- [REQUIRED TASK]
Pick every line with "canvas" from the material below.

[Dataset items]
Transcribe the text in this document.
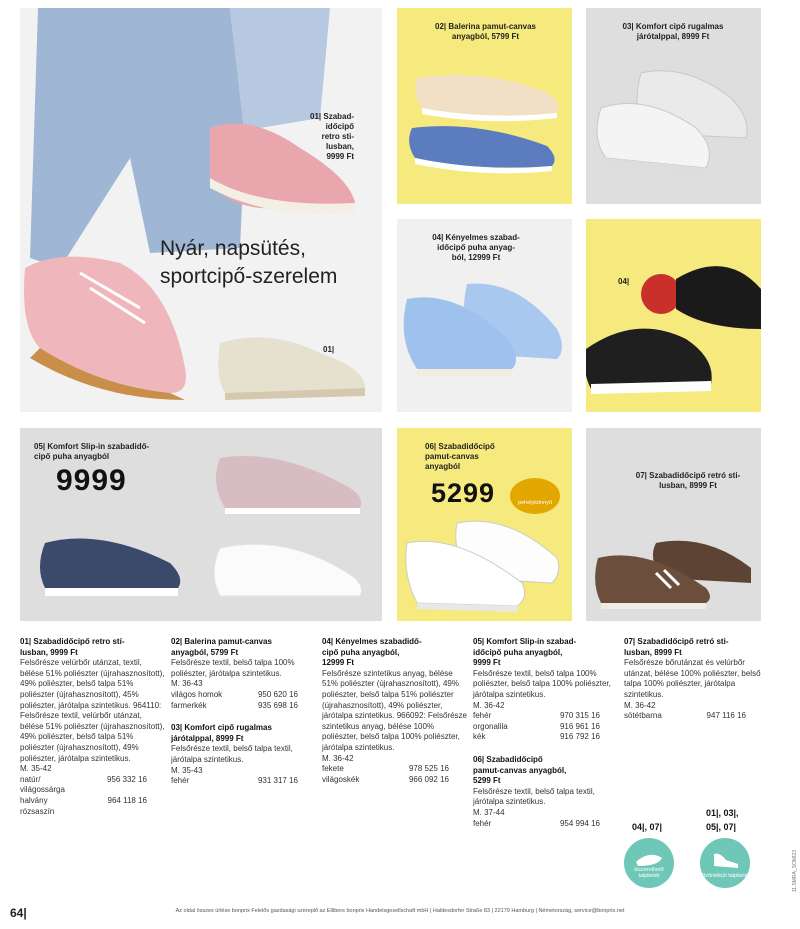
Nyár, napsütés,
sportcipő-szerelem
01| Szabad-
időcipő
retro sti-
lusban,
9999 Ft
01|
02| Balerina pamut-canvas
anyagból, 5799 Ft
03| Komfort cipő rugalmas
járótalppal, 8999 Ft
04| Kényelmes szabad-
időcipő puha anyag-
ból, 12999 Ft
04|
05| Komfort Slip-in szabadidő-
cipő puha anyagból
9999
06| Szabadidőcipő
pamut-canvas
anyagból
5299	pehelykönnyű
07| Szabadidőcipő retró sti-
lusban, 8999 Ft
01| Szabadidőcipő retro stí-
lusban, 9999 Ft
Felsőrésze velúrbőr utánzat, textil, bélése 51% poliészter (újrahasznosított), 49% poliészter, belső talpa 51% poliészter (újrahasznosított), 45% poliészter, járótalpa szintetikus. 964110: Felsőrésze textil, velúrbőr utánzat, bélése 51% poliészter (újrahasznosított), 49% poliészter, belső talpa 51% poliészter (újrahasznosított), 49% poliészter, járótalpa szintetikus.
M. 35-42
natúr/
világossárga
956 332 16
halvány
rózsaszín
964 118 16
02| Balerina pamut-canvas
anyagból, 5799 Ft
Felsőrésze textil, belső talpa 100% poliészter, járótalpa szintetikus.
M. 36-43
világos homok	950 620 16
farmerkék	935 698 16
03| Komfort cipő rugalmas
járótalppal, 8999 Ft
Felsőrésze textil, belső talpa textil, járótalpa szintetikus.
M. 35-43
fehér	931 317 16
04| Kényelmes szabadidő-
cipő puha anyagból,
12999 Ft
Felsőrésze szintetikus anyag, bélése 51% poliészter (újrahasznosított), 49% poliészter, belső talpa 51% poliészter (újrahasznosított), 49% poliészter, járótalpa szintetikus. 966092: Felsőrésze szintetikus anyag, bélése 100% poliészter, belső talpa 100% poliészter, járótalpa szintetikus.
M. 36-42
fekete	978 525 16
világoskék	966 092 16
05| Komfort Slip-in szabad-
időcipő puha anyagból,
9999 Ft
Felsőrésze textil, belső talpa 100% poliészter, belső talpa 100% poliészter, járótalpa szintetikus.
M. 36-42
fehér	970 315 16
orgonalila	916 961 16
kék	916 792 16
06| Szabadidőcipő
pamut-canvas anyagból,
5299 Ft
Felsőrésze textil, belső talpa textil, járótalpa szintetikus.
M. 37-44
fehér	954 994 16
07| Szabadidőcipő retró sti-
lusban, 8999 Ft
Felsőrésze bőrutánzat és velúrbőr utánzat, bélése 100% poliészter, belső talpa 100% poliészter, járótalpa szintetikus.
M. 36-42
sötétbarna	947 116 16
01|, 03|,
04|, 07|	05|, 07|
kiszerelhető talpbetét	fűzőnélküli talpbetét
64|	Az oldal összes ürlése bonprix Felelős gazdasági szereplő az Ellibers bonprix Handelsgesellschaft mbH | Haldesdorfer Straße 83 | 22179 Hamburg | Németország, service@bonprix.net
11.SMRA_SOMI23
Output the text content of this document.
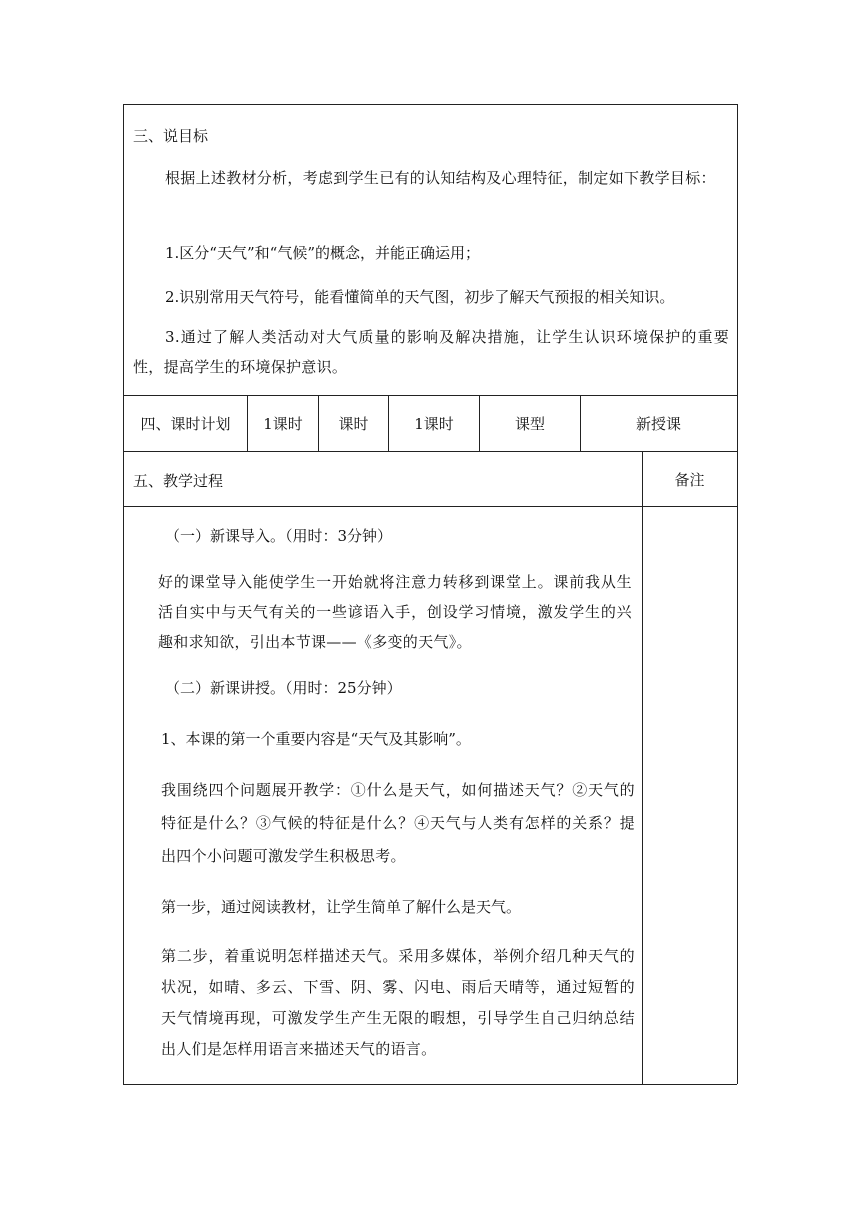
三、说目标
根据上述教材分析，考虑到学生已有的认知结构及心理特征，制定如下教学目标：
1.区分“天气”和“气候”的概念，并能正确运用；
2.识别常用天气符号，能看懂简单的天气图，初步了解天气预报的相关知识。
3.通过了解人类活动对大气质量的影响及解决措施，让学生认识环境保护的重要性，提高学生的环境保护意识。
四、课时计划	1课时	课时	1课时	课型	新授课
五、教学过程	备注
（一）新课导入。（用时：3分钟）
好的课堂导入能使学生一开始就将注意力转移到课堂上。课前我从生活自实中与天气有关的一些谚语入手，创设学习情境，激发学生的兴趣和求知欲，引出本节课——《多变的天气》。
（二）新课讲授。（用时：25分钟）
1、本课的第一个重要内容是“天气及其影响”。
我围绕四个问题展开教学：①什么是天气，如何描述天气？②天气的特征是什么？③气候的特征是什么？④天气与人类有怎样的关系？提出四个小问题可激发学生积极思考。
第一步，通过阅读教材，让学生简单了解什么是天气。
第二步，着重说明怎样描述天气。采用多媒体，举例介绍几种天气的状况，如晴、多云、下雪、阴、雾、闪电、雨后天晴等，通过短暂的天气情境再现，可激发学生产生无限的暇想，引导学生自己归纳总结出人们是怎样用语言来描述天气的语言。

- [SOLUTION FOR THIS PROBLEM]
02| Balerina pamut-canvas
pamut-canvas
02| Balerina pamut-canvas
pamut-canvas anyagból,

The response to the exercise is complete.